_Task objective_: Would you transcribe all of the data exactly, down to the last character?

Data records
----------------------------------------

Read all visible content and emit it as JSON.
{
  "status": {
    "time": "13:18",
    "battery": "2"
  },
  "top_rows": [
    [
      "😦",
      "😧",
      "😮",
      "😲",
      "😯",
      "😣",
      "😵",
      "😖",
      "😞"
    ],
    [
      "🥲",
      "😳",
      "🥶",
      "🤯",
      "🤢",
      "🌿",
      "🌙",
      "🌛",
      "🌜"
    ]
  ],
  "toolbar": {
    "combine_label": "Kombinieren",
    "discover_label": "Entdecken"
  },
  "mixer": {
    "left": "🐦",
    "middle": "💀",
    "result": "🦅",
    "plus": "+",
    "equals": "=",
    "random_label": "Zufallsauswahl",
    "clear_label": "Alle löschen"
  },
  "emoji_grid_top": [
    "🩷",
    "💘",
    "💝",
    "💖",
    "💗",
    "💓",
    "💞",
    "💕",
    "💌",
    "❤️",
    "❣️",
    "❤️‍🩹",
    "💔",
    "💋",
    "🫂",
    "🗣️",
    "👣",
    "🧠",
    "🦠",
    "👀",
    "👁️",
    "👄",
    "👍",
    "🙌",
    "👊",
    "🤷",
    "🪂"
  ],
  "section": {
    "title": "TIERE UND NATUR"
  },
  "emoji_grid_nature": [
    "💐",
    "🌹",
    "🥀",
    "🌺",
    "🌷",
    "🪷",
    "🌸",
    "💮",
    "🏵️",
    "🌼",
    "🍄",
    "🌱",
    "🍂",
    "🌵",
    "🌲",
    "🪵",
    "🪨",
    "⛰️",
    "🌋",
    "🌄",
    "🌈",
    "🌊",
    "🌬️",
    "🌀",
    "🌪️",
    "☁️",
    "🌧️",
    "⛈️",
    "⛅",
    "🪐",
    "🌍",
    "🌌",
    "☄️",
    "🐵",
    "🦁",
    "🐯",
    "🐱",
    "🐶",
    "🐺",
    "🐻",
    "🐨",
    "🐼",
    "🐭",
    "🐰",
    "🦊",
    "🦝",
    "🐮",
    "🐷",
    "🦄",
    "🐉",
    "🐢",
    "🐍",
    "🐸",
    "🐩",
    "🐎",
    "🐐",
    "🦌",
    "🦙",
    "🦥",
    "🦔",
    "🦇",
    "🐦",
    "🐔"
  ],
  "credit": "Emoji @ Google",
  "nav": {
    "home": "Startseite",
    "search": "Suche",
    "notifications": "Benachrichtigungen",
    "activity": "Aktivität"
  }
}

----------------------------------------

_Worked solution_:
Read all visible content and emit it as JSON.
{
  "status": {
    "time": "13:18",
    "battery": "2"
  },
  "top_rows": [
    [
      "😦",
      "😧",
      "😮",
      "😲",
      "😯",
      "😣",
      "😵",
      "😖",
      "😞"
    ],
    [
      "🥲",
      "😳",
      "🥶",
      "🤯",
      "🤢",
      "🌿",
      "🌙",
      "🌛",
      "🌜"
    ]
  ],
  "toolbar": {
    "combine_label": "Kombinieren",
    "discover_label": "Entdecken"
  },
  "mixer": {
    "left": "🐦",
    "middle": "💀",
    "result": "🦅",
    "plus": "+",
    "equals": "=",
    "random_label": "Zufallsauswahl",
    "clear_label": "Alle löschen"
  },
  "emoji_grid_top": [
    "🩷",
    "💘",
    "💝",
    "💖",
    "💗",
    "💓",
    "💞",
    "💕",
    "💌",
    "❤️",
    "❣️",
    "❤️‍🩹",
    "💔",
    "💋",
    "🫂",
    "🗣️",
    "👣",
    "🧠",
    "🦠",
    "👀",
    "👁️",
    "👄",
    "👍",
    "🙌",
    "👊",
    "🤷",
    "🪂"
  ],
  "section": {
    "title": "TIERE UND NATUR"
  },
  "emoji_grid_nature": [
    "💐",
    "🌹",
    "🥀",
    "🌺",
    "🌷",
    "🪷",
    "🌸",
    "💮",
    "🏵️",
    "🌼",
    "🍄",
    "🌱",
    "🍂",
    "🌵",
    "🌲",
    "🪵",
    "🪨",
    "⛰️",
    "🌋",
    "🌄",
    "🌈",
    "🌊",
    "🌬️",
    "🌀",
    "🌪️",
    "☁️",
    "🌧️",
    "⛈️",
    "⛅",
    "🪐",
    "🌍",
    "🌌",
    "☄️",
    "🐵",
    "🦁",
    "🐯",
    "🐱",
    "🐶",
    "🐺",
    "🐻",
    "🐨",
    "🐼",
    "🐭",
    "🐰",
    "🦊",
    "🦝",
    "🐮",
    "🐷",
    "🦄",
    "🐉",
    "🐢",
    "🐍",
    "🐸",
    "🐩",
    "🐎",
    "🐐",
    "🦌",
    "🦙",
    "🦥",
    "🦔",
    "🦇",
    "🐦",
    "🐔"
  ],
  "credit": "Emoji @ Google",
  "nav": {
    "home": "Startseite",
    "search": "Suche",
    "notifications": "Benachrichtigungen",
    "activity": "Aktivität"
  }
}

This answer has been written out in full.